Check every line below for the string "letter". Copy the ones that have it.

---------- Provided information

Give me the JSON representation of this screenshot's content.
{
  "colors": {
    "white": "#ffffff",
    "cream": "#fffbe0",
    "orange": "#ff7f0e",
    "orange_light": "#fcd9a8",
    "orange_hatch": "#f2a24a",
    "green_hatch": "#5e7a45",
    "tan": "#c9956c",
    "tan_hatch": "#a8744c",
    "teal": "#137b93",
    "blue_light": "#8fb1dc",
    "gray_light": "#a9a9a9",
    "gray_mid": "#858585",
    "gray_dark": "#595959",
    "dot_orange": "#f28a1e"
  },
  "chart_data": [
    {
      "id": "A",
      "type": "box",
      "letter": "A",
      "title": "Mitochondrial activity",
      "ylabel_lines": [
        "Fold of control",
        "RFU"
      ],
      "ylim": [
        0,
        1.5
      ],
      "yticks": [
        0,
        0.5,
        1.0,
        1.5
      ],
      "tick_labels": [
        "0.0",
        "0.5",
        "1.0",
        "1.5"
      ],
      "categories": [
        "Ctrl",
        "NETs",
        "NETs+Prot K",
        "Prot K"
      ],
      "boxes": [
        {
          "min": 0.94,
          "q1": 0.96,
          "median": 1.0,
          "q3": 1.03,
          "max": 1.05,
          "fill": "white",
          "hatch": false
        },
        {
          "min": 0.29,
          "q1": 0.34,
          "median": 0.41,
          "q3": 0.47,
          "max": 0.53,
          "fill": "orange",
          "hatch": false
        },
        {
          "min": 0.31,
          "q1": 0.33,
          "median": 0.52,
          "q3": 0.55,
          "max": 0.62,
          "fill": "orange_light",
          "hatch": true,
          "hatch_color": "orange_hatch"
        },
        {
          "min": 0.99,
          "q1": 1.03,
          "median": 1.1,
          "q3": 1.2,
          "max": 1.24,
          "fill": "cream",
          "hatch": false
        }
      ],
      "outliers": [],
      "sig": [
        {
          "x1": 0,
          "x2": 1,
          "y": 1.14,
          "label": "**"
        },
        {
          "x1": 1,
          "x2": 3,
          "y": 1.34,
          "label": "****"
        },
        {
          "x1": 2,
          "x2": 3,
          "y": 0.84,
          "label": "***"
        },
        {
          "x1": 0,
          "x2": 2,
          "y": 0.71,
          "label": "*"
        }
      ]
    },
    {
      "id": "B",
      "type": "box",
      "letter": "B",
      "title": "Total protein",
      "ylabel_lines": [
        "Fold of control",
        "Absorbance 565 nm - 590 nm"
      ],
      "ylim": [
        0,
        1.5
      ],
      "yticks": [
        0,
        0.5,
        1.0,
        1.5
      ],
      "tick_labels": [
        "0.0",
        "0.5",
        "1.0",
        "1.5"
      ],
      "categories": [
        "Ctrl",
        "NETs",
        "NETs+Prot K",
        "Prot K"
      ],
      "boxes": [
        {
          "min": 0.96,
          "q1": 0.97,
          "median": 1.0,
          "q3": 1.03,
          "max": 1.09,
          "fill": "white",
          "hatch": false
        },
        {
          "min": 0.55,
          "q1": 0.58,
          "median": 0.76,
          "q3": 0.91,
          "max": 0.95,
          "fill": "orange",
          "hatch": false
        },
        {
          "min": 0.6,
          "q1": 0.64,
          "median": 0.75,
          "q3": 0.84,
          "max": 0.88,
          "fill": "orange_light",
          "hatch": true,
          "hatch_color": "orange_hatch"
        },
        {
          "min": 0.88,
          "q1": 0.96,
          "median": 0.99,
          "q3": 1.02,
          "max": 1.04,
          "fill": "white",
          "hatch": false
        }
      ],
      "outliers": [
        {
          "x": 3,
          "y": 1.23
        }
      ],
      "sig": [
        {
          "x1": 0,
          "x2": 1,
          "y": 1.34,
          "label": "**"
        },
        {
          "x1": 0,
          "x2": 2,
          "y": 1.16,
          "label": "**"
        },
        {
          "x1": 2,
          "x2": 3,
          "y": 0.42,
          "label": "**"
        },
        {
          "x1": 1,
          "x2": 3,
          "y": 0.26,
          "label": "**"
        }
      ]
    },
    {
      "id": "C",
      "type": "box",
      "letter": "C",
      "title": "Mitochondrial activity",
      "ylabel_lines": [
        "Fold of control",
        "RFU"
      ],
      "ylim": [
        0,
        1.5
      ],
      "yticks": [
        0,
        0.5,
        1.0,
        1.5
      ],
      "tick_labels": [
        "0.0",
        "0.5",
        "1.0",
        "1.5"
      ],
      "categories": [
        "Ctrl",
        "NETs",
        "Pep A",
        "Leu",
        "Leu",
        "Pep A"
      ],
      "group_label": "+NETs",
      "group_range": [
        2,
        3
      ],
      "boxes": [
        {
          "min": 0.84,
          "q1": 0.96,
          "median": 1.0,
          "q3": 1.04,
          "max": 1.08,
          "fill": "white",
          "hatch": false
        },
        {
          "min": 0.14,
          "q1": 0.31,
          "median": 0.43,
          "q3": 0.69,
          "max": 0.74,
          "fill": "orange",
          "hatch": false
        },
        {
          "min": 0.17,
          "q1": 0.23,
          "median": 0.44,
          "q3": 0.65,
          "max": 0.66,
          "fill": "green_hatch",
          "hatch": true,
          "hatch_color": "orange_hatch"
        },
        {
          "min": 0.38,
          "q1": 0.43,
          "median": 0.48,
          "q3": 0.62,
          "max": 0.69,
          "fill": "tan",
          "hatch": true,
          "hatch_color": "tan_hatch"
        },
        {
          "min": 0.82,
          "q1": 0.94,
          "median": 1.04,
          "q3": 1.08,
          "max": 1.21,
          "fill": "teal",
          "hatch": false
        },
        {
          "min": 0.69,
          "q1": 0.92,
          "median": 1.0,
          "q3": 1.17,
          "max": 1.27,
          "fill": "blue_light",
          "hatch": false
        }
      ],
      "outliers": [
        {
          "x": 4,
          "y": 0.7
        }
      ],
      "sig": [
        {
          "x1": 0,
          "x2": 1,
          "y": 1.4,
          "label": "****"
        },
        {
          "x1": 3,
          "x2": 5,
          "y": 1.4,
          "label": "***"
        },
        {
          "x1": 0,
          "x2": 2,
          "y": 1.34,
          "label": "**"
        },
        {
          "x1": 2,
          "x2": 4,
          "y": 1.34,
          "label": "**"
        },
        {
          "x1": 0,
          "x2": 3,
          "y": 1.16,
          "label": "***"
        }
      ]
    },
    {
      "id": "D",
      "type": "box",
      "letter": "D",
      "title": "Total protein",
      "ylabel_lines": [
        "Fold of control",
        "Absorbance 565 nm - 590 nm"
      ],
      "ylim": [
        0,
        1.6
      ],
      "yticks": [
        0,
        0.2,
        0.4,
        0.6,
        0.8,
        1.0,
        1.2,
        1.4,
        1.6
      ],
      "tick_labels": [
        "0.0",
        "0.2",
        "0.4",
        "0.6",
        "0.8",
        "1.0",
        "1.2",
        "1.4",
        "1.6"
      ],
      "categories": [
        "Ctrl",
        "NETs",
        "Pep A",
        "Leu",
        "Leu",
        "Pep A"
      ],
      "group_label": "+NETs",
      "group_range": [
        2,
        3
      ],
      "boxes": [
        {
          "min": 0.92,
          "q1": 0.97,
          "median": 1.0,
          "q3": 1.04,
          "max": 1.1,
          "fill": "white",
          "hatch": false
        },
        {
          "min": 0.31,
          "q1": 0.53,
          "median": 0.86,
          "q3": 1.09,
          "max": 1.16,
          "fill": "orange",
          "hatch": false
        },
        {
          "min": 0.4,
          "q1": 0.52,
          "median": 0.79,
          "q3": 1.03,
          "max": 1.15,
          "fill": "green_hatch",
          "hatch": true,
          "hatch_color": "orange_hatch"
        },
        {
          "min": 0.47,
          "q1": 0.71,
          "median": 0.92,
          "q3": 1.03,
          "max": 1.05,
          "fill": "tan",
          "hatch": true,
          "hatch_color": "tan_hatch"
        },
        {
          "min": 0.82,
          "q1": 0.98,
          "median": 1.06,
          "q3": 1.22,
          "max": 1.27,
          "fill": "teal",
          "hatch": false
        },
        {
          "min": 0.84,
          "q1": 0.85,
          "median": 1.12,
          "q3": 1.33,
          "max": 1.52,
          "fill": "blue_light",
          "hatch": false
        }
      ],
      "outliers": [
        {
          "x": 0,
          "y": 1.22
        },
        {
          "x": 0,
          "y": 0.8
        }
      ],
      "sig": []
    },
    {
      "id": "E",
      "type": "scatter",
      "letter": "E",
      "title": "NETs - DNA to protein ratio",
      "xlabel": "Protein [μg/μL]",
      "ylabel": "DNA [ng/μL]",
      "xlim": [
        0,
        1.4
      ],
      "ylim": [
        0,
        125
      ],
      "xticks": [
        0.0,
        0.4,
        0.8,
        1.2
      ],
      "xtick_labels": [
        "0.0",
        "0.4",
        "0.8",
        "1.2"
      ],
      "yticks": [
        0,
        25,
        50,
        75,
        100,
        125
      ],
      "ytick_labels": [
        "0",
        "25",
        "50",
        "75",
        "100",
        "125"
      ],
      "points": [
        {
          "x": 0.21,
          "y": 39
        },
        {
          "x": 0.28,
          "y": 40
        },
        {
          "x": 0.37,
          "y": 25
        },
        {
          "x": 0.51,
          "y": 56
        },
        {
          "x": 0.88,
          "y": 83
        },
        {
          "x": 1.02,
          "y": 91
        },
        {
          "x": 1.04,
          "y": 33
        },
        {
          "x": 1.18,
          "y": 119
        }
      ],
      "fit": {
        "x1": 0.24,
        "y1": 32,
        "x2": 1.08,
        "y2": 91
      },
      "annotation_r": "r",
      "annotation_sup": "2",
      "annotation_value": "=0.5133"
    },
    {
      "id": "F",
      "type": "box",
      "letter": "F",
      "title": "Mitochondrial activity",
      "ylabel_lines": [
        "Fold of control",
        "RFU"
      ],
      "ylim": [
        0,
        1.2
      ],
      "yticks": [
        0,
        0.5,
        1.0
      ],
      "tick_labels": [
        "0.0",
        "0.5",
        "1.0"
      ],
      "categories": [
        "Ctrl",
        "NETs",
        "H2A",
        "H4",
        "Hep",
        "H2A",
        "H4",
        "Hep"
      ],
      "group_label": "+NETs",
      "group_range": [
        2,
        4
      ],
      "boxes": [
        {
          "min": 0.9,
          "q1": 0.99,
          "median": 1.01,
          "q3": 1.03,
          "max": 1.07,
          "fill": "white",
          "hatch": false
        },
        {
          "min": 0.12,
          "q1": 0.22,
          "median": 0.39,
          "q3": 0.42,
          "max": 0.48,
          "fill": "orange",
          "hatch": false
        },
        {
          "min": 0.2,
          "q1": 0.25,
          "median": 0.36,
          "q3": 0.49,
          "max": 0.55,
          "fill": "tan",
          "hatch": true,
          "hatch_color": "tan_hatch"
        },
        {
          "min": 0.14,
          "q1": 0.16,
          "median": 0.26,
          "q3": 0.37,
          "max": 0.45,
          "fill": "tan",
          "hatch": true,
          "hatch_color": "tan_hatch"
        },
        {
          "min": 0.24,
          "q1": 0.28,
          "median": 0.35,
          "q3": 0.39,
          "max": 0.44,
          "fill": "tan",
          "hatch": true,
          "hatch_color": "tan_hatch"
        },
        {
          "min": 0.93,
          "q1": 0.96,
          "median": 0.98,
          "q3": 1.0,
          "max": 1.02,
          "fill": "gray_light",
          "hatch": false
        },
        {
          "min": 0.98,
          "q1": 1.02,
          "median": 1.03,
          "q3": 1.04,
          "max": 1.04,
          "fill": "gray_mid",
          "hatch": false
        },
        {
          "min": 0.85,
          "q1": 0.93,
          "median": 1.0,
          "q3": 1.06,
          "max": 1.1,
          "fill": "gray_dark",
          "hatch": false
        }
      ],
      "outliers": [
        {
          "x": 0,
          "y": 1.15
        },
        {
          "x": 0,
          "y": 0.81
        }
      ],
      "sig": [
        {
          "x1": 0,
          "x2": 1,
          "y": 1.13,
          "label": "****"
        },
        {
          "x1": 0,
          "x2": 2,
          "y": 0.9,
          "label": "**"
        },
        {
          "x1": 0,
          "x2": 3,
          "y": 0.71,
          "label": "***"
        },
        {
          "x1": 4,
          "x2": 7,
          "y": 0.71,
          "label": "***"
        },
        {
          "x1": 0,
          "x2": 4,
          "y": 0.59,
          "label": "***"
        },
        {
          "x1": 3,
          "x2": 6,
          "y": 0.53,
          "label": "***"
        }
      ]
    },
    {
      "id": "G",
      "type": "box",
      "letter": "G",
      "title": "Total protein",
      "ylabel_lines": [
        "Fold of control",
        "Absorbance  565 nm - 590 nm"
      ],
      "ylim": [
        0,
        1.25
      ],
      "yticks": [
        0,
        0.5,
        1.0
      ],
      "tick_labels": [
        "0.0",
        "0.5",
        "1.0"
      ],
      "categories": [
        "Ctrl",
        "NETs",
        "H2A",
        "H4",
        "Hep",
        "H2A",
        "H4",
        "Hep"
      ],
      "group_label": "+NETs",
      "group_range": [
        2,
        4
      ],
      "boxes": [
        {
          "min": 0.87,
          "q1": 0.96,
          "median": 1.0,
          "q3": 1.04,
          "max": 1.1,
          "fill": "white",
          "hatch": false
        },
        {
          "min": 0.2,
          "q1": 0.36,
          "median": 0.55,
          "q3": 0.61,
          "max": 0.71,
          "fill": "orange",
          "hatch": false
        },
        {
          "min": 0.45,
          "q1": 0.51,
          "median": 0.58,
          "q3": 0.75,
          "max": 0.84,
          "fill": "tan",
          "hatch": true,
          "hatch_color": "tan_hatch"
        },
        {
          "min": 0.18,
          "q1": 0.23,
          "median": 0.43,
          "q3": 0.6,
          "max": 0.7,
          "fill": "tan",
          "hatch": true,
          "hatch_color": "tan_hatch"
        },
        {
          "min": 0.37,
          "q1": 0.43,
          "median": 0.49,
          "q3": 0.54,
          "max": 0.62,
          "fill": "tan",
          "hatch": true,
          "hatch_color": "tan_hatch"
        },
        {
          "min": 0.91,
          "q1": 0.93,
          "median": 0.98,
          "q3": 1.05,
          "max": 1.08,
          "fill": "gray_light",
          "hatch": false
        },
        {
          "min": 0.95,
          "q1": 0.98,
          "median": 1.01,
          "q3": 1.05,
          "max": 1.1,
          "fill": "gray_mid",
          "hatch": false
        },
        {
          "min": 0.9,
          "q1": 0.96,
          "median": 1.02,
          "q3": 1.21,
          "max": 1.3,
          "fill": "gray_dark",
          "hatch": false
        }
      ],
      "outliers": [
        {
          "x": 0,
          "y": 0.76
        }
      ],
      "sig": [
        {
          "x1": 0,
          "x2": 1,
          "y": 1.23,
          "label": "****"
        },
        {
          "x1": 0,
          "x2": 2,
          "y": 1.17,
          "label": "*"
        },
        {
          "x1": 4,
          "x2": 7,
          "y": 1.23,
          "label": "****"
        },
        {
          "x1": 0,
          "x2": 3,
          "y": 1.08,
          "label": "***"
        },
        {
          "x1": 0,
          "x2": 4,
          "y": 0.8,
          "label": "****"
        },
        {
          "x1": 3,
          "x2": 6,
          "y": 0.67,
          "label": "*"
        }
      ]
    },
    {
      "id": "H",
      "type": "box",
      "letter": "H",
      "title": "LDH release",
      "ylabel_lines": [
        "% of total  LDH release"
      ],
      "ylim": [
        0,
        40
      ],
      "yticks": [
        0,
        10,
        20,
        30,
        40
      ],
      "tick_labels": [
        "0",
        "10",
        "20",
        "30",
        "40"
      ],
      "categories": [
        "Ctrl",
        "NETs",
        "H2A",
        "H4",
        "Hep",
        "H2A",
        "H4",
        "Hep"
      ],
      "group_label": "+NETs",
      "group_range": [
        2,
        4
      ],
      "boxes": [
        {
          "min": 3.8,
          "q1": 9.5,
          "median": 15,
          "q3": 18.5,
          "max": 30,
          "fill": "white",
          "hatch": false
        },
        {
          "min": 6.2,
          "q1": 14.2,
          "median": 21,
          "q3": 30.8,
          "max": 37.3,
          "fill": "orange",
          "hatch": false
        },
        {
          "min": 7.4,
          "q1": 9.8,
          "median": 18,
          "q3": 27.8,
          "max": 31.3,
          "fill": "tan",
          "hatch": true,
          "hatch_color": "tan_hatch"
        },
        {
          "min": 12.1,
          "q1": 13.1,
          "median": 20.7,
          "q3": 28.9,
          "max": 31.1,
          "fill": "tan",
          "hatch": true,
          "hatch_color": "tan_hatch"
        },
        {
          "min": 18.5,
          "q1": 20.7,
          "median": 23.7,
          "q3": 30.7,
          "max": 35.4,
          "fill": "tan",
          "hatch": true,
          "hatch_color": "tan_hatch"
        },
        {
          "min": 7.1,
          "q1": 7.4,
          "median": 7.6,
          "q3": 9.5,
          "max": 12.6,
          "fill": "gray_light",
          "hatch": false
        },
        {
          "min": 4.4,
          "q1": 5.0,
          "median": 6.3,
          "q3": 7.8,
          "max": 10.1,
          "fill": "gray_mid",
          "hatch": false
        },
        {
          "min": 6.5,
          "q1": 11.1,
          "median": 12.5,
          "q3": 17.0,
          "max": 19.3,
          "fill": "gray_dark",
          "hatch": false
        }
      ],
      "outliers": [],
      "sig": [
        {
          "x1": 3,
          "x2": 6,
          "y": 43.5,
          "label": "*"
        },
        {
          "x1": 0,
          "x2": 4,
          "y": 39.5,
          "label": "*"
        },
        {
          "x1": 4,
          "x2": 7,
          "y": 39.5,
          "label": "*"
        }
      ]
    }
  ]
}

--------------------

**Answer to the problem**
      "letter": "A",
      "letter": "B",
      "letter": "C",
      "letter": "D",
      "letter": "E",
      "letter": "F",
      "letter": "G",
      "letter": "H",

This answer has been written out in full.